Find the word "screenshot" in the records below. List each line containing it.
═══ Data section
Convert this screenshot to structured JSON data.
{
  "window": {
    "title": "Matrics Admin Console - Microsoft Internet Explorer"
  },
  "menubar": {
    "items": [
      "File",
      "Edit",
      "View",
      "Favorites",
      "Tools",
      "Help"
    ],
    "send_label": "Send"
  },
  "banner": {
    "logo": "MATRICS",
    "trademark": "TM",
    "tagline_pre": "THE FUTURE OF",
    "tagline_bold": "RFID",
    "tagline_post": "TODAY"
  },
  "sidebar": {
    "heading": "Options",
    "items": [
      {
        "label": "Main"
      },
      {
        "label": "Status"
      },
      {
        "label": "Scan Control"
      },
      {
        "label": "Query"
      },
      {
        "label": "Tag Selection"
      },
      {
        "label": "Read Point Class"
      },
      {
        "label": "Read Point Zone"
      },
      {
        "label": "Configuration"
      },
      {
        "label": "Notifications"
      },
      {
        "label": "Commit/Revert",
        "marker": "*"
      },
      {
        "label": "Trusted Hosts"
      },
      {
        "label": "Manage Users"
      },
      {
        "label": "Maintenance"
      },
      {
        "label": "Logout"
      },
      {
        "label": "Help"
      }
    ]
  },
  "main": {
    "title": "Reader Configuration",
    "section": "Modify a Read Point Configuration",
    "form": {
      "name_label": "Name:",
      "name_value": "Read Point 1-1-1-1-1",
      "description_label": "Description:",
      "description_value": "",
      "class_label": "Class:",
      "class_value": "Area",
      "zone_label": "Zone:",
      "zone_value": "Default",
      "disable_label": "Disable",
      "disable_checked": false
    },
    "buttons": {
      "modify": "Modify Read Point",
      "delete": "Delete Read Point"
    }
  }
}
══════
═══ Data section
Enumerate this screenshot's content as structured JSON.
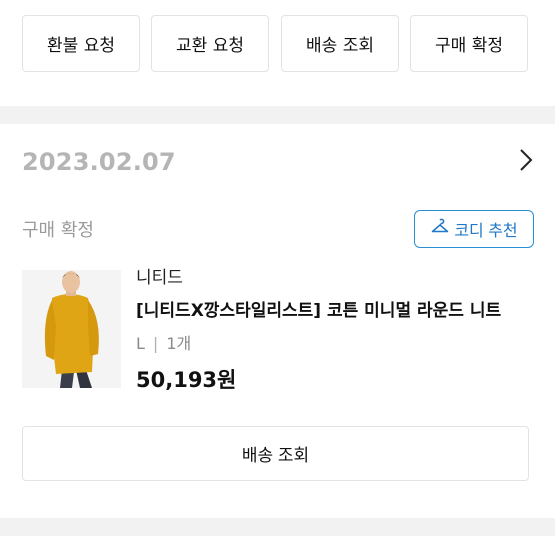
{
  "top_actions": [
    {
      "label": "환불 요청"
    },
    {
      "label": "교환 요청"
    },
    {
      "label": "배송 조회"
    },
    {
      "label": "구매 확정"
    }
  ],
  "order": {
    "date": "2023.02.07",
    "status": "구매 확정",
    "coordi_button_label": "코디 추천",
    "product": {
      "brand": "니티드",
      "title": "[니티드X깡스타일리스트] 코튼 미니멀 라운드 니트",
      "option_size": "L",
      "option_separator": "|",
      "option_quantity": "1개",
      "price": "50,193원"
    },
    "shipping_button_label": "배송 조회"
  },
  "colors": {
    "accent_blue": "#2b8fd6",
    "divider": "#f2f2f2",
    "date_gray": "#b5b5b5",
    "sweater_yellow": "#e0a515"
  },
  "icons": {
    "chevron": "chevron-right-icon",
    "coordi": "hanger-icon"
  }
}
══════
■ Result below
Convert this screenshot to structured JSON data.
Enumerate this screenshot's content as structured JSON.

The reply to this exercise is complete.